# What is required
Count, in the entries, the lines with "Department". Answer with the number only.

(Stored entries)
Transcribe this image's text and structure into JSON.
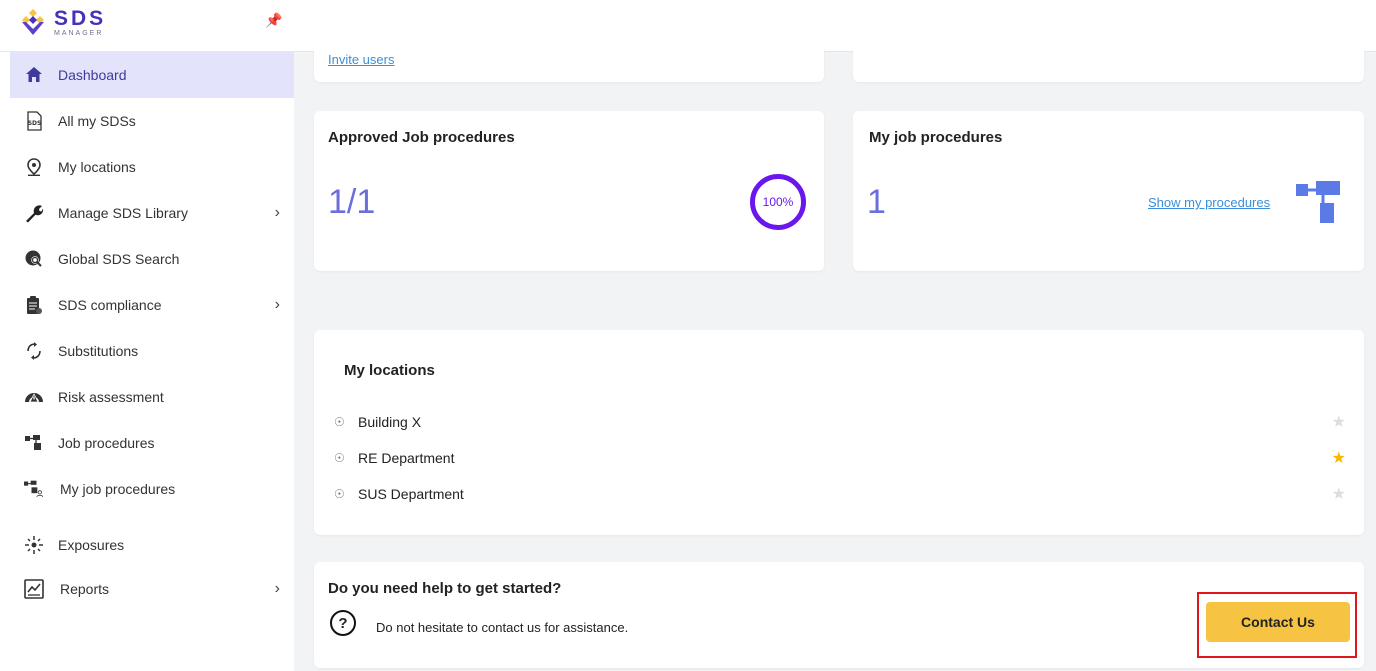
{
  "app": {
    "logo_title": "SDS",
    "logo_sub": "MANAGER"
  },
  "sidebar": {
    "items": [
      {
        "label": "Dashboard",
        "icon": "home-icon",
        "active": true
      },
      {
        "label": "All my SDSs",
        "icon": "sds-doc-icon"
      },
      {
        "label": "My locations",
        "icon": "location-pin-icon"
      },
      {
        "label": "Manage SDS Library",
        "icon": "wrench-icon",
        "has_submenu": true
      },
      {
        "label": "Global SDS Search",
        "icon": "globe-search-icon"
      },
      {
        "label": "SDS compliance",
        "icon": "clipboard-icon",
        "has_submenu": true
      },
      {
        "label": "Substitutions",
        "icon": "refresh-icon"
      },
      {
        "label": "Risk assessment",
        "icon": "gauge-warning-icon"
      },
      {
        "label": "Job procedures",
        "icon": "flowchart-icon"
      },
      {
        "label": "My job procedures",
        "icon": "user-flowchart-icon"
      },
      {
        "label": "Exposures",
        "icon": "exposure-icon"
      },
      {
        "label": "Reports",
        "icon": "chart-report-icon",
        "has_submenu": true
      }
    ]
  },
  "top_card": {
    "invite_link": "Invite users"
  },
  "approved_card": {
    "title": "Approved Job procedures",
    "value": "1/1",
    "percent_label": "100%"
  },
  "my_proc_card": {
    "title": "My job procedures",
    "value": "1",
    "link": "Show my procedures"
  },
  "locations_card": {
    "title": "My locations",
    "items": [
      {
        "label": "Building X",
        "starred": false
      },
      {
        "label": "RE Department",
        "starred": true
      },
      {
        "label": "SUS Department",
        "starred": false
      }
    ]
  },
  "help_card": {
    "title": "Do you need help to get started?",
    "text": "Do not hesitate to contact us for assistance.",
    "button": "Contact Us"
  },
  "colors": {
    "accent": "#6a17ee",
    "button": "#f6c343",
    "highlight": "#e0161d",
    "star_on": "#f6b800"
  }
}
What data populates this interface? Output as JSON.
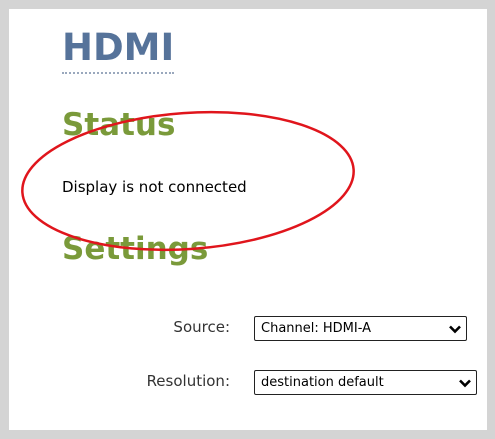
{
  "page": {
    "title": "HDMI"
  },
  "status": {
    "heading": "Status",
    "message": "Display is not connected"
  },
  "settings": {
    "heading": "Settings",
    "source": {
      "label": "Source:",
      "value": "Channel: HDMI-A"
    },
    "resolution": {
      "label": "Resolution:",
      "value": "destination default"
    }
  },
  "colors": {
    "title": "#56739a",
    "heading": "#7a9a3a",
    "annotation": "#e0151c",
    "frame": "#d4d4d4"
  },
  "icons": {
    "dropdown": "chevron-down-icon",
    "annotation": "red-ellipse-highlight"
  }
}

# Complete response
2